[Stated problem] Copy all the entries below exactly, but not the pictures.

Collected data
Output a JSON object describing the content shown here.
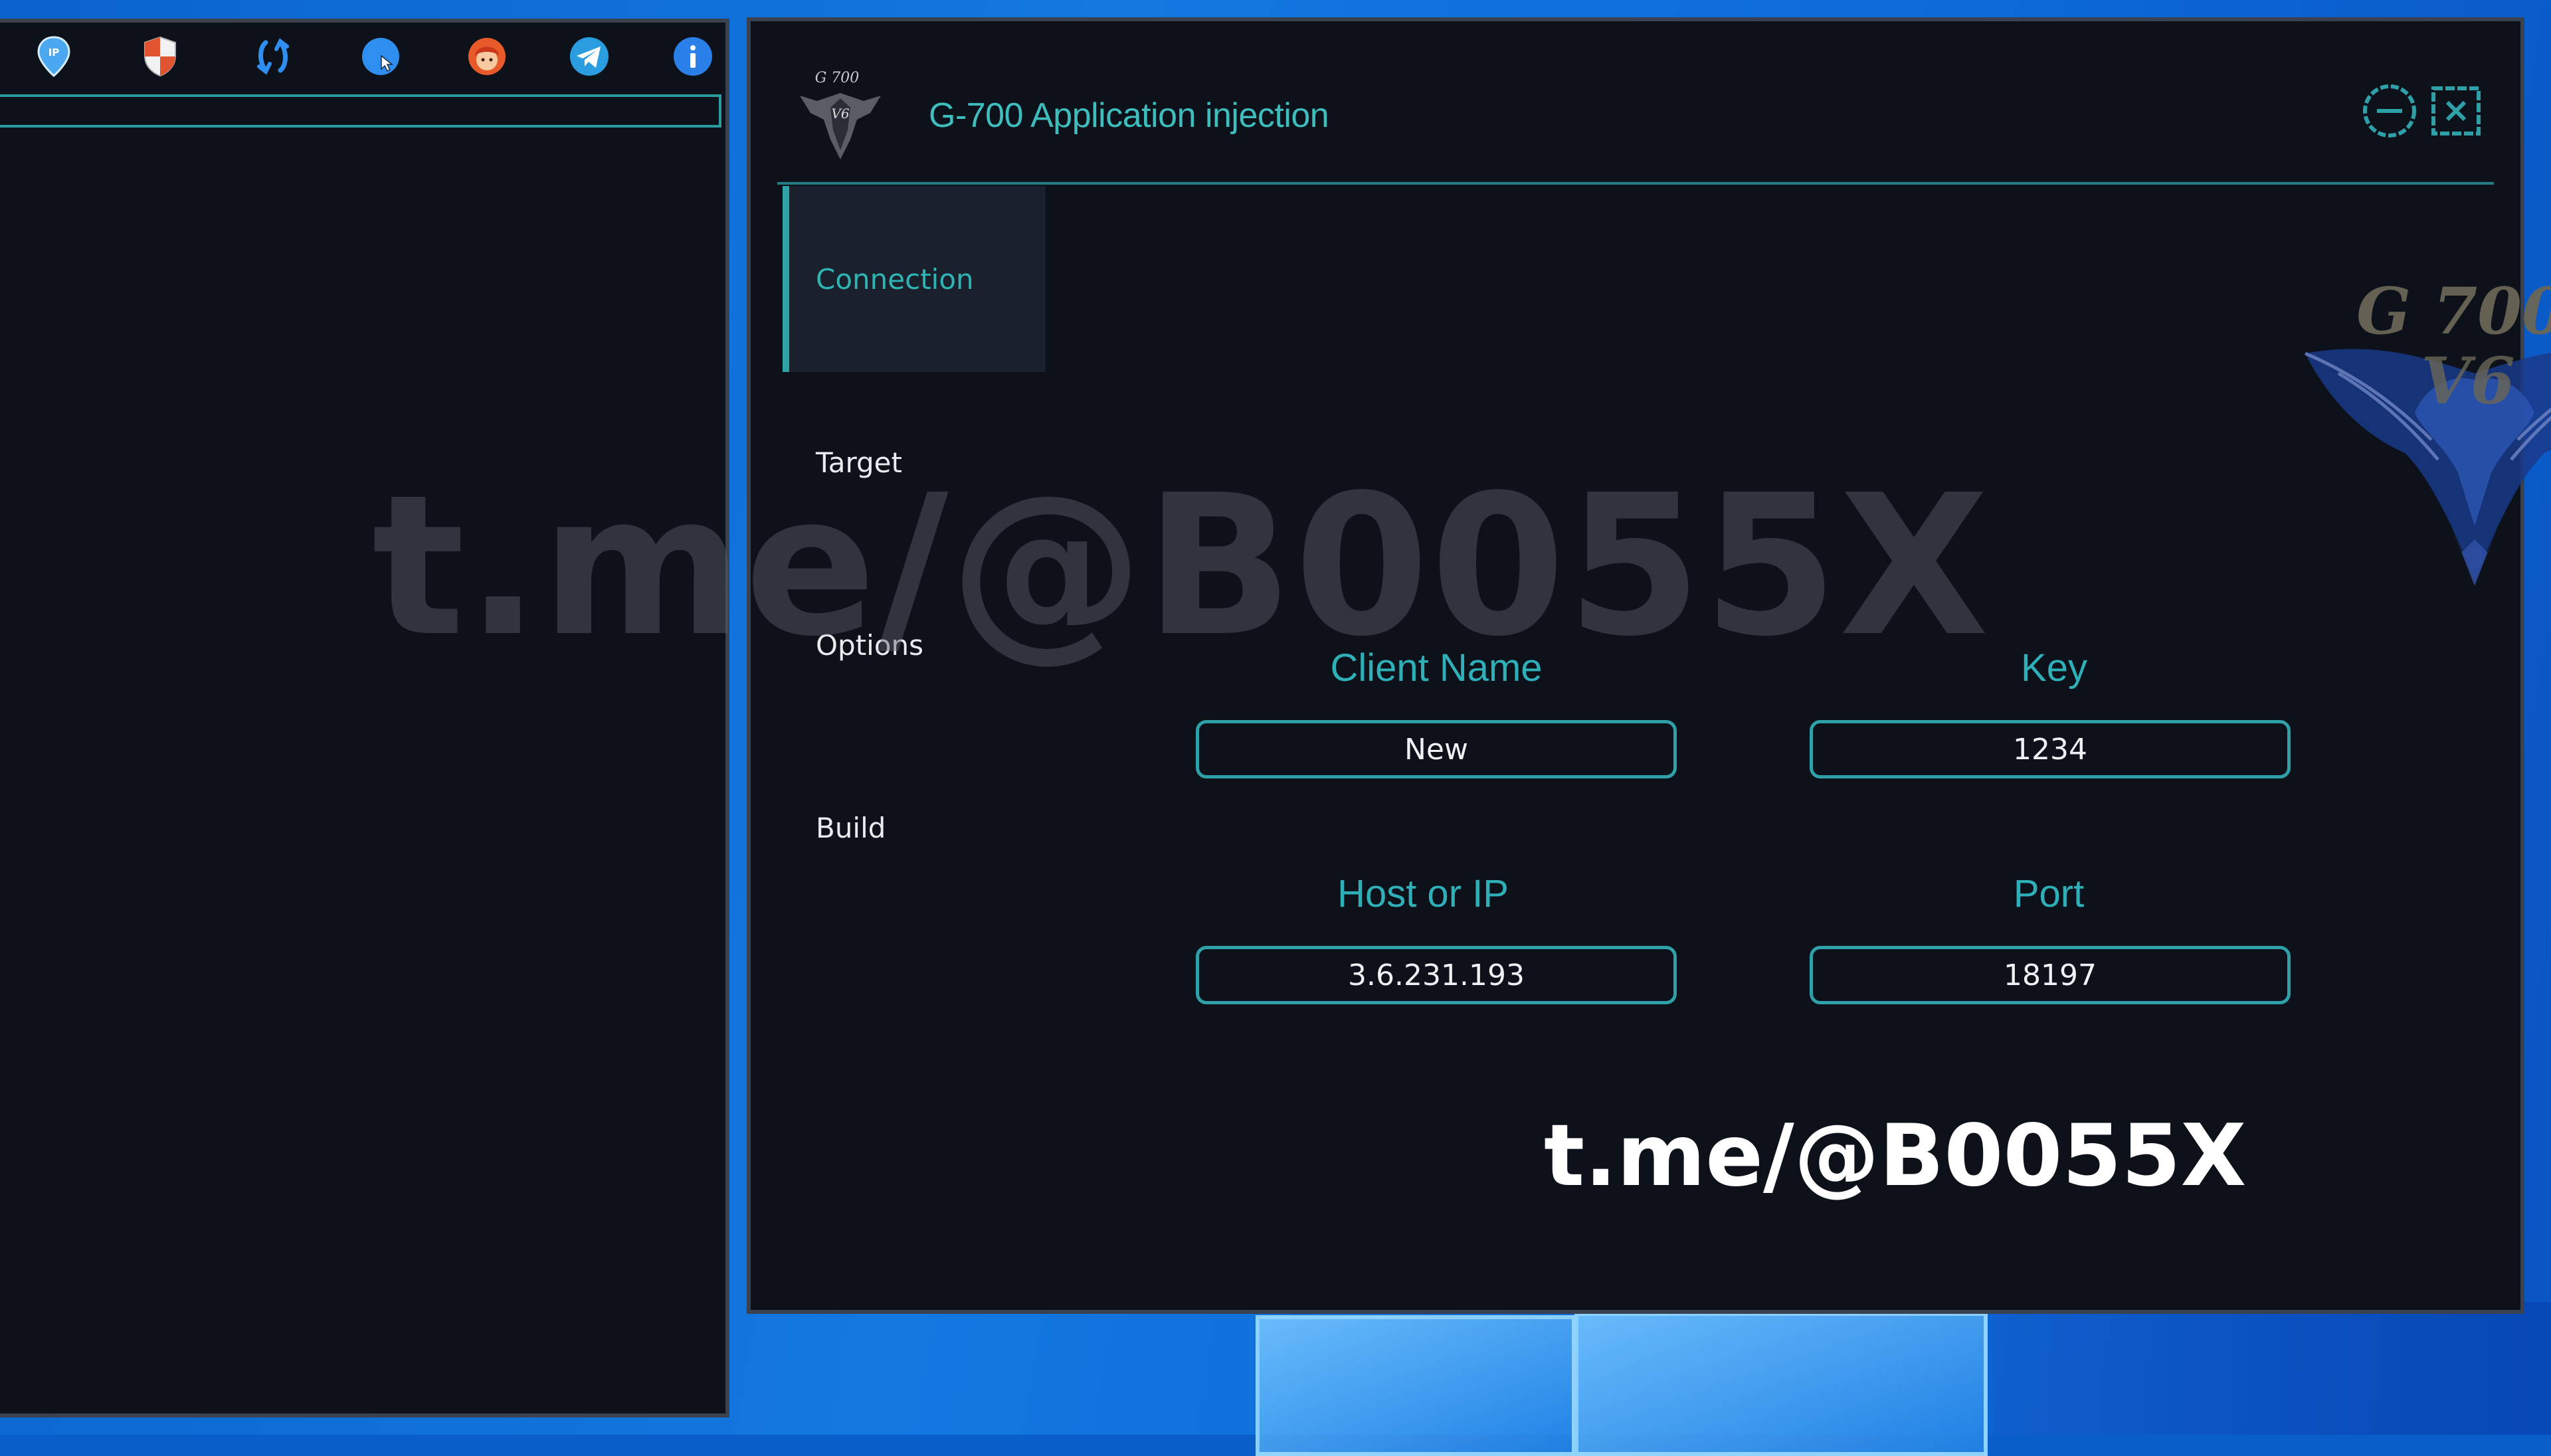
{
  "app": {
    "title": "G-700 Application injection"
  },
  "nav": {
    "items": [
      {
        "label": "Connection",
        "active": true
      },
      {
        "label": "Target",
        "active": false
      },
      {
        "label": "Options",
        "active": false
      },
      {
        "label": "Build",
        "active": false
      }
    ]
  },
  "form": {
    "client_name": {
      "label": "Client Name",
      "value": "New"
    },
    "key": {
      "label": "Key",
      "value": "1234"
    },
    "host": {
      "label": "Host or IP",
      "value": "3.6.231.193"
    },
    "port": {
      "label": "Port",
      "value": "18197"
    }
  },
  "watermark": {
    "large": "t.me/@B0055X",
    "small": "t.me/@B0055X"
  },
  "toolbar": {
    "icons": [
      "ip-pin-icon",
      "shield-icon",
      "refresh-icon",
      "cursor-globe-icon",
      "user-avatar-icon",
      "telegram-icon",
      "info-icon"
    ]
  },
  "colors": {
    "accent": "#2fb0b8",
    "window_bg": "#0d1119",
    "nav_active_bg": "#1b202d",
    "desktop": "#0b63cf"
  }
}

[Worked solution]
Output a JSON object describing the content shown here.
{
  "app": {
    "title": "G-700 Application injection"
  },
  "nav": {
    "items": [
      {
        "label": "Connection",
        "active": true
      },
      {
        "label": "Target",
        "active": false
      },
      {
        "label": "Options",
        "active": false
      },
      {
        "label": "Build",
        "active": false
      }
    ]
  },
  "form": {
    "client_name": {
      "label": "Client Name",
      "value": "New"
    },
    "key": {
      "label": "Key",
      "value": "1234"
    },
    "host": {
      "label": "Host or IP",
      "value": "3.6.231.193"
    },
    "port": {
      "label": "Port",
      "value": "18197"
    }
  },
  "watermark": {
    "large": "t.me/@B0055X",
    "small": "t.me/@B0055X"
  },
  "toolbar": {
    "icons": [
      "ip-pin-icon",
      "shield-icon",
      "refresh-icon",
      "cursor-globe-icon",
      "user-avatar-icon",
      "telegram-icon",
      "info-icon"
    ]
  },
  "colors": {
    "accent": "#2fb0b8",
    "window_bg": "#0d1119",
    "nav_active_bg": "#1b202d",
    "desktop": "#0b63cf"
  }
}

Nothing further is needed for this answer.